Working data =>
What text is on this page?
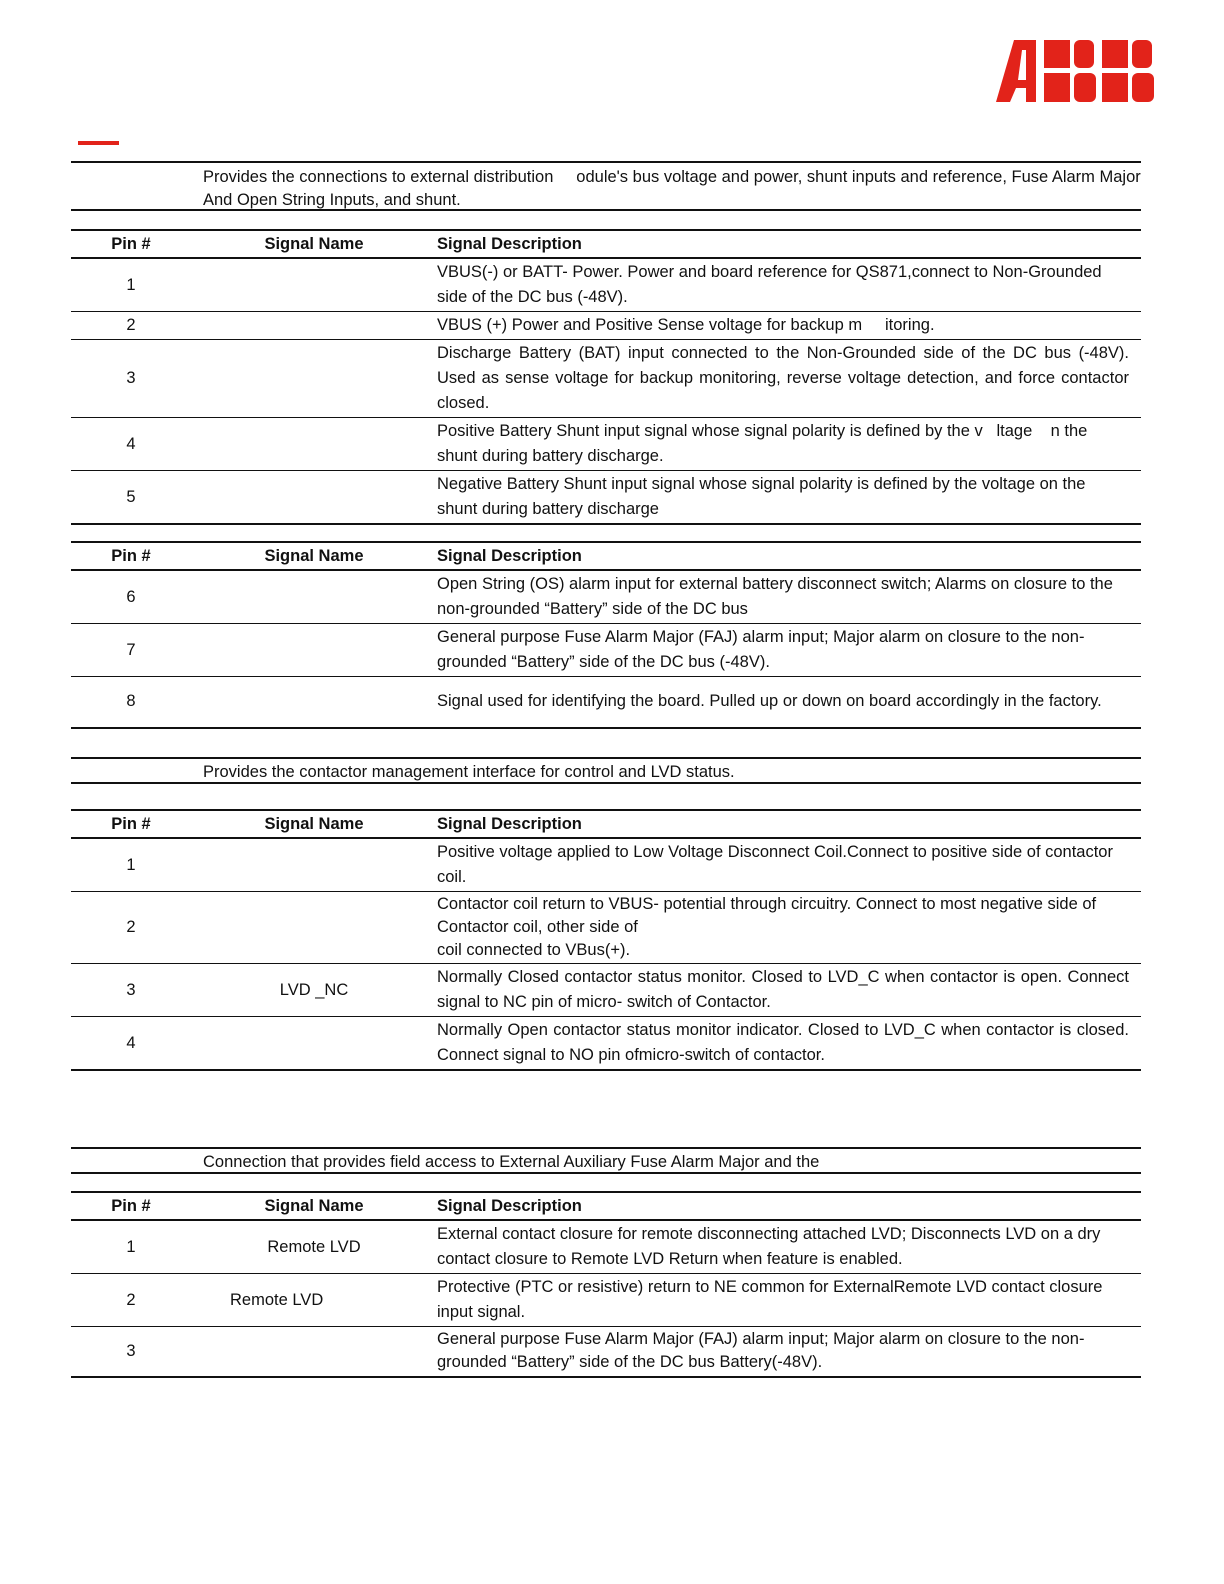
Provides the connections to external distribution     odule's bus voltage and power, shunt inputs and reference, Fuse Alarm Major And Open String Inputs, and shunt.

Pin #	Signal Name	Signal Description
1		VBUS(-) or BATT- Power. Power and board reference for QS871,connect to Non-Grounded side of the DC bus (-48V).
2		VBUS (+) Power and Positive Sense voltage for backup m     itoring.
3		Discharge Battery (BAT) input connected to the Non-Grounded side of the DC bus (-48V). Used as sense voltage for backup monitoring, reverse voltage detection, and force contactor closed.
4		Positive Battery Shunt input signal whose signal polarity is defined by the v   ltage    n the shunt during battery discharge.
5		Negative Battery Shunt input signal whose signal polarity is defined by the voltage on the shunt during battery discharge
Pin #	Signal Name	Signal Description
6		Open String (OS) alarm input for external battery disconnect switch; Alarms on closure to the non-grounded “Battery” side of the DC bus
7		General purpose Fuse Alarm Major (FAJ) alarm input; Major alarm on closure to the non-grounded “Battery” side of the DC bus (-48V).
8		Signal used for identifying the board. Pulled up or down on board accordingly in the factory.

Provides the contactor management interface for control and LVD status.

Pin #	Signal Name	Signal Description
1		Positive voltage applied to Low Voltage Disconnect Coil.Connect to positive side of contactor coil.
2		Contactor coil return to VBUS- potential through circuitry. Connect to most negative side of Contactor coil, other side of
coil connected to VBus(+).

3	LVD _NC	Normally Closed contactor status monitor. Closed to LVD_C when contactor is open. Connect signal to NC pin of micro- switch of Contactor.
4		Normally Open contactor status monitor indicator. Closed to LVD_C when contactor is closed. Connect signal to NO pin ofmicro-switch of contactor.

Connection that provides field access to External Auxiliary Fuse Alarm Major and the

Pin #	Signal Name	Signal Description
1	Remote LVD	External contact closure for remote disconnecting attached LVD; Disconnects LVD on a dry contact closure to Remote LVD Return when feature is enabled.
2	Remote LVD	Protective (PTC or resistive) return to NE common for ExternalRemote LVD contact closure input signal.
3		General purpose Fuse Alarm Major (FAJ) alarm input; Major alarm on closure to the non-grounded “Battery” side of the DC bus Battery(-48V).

* * *

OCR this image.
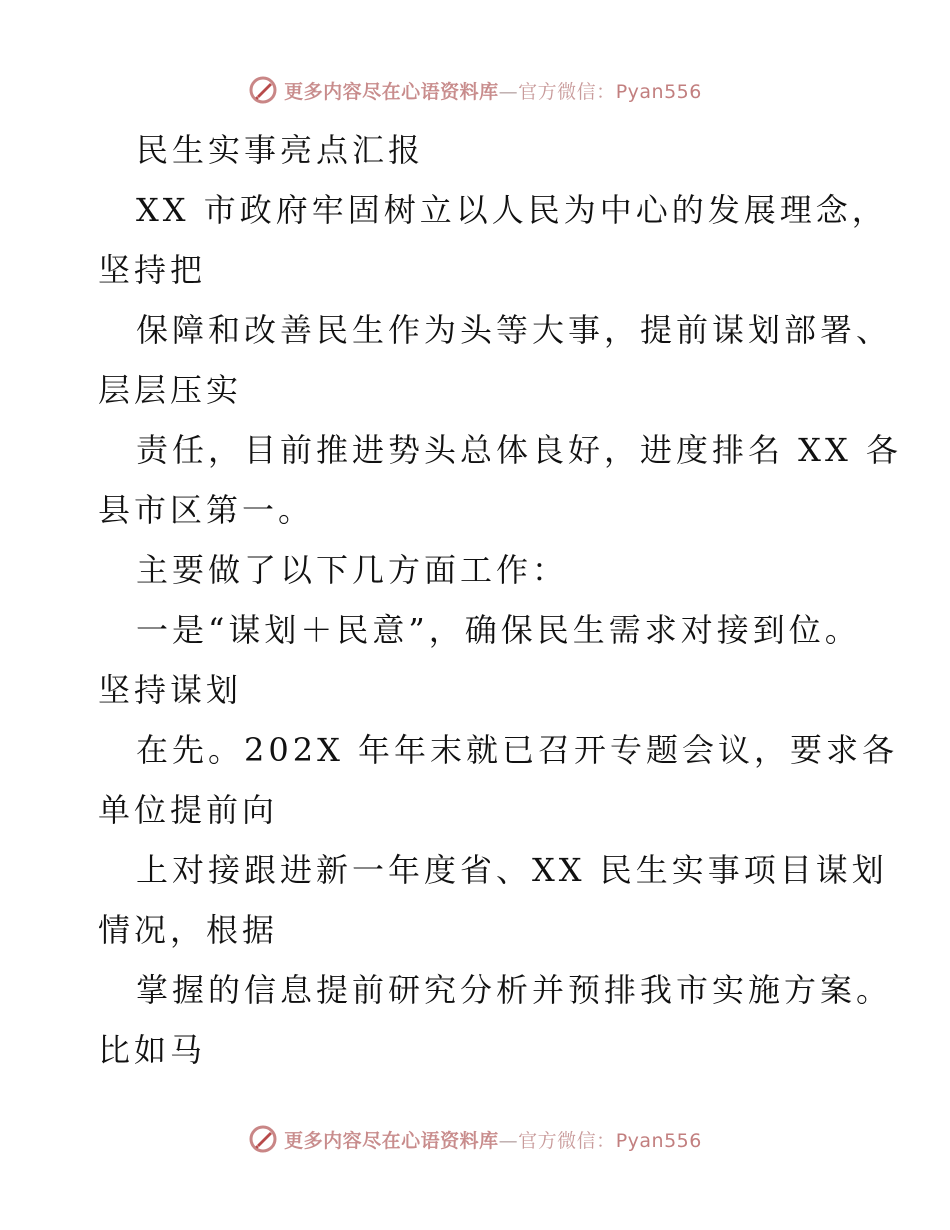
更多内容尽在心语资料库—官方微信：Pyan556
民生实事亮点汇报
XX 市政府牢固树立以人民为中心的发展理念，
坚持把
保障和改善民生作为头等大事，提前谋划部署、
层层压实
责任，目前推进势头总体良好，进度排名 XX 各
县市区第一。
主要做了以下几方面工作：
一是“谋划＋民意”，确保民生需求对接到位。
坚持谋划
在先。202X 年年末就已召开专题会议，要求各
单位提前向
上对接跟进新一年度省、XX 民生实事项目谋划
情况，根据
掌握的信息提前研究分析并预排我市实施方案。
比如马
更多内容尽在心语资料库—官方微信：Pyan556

* * *

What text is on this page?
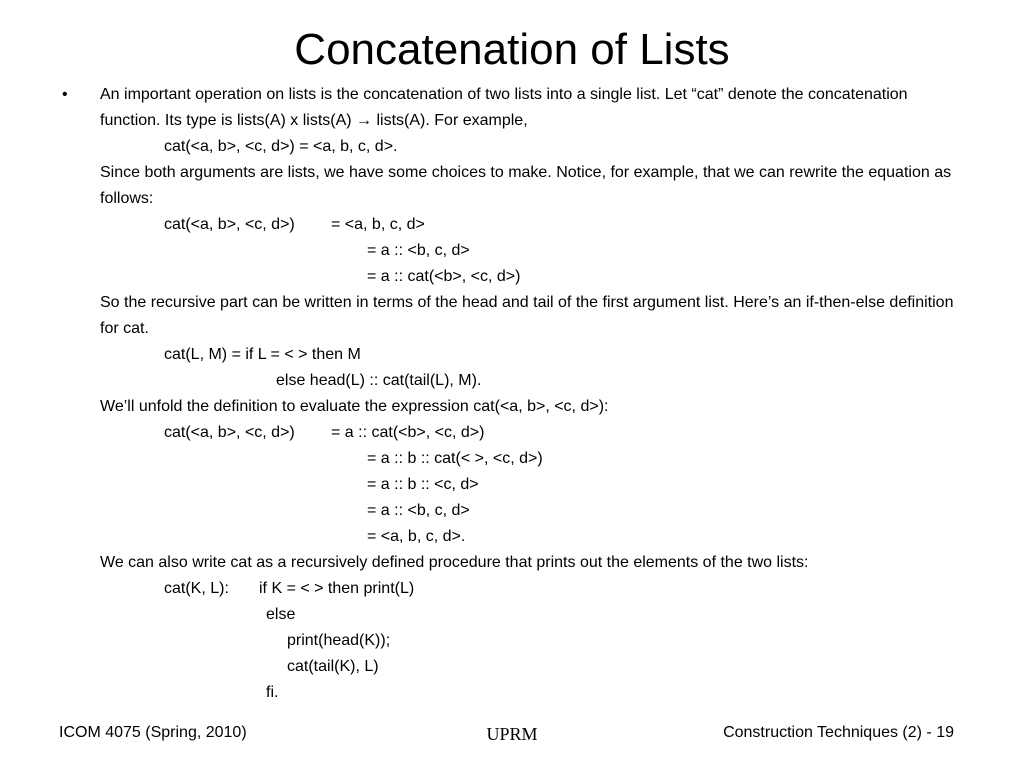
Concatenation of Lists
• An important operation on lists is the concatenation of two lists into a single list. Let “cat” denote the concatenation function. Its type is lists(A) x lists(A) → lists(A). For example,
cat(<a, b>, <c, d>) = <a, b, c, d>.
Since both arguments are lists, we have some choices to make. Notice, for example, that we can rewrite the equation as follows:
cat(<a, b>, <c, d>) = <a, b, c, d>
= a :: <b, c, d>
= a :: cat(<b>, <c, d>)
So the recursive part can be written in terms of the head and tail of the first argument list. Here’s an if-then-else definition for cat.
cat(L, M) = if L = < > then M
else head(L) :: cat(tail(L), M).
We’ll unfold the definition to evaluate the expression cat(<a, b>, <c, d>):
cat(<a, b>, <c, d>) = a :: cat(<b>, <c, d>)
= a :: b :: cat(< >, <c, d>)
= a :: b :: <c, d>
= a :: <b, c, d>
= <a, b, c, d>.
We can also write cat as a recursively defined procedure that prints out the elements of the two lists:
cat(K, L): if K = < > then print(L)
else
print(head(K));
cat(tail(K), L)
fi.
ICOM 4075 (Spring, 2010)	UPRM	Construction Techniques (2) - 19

Task details =>
Answer with one number: how many lines in the listing hold "board".

Worked solution =>
2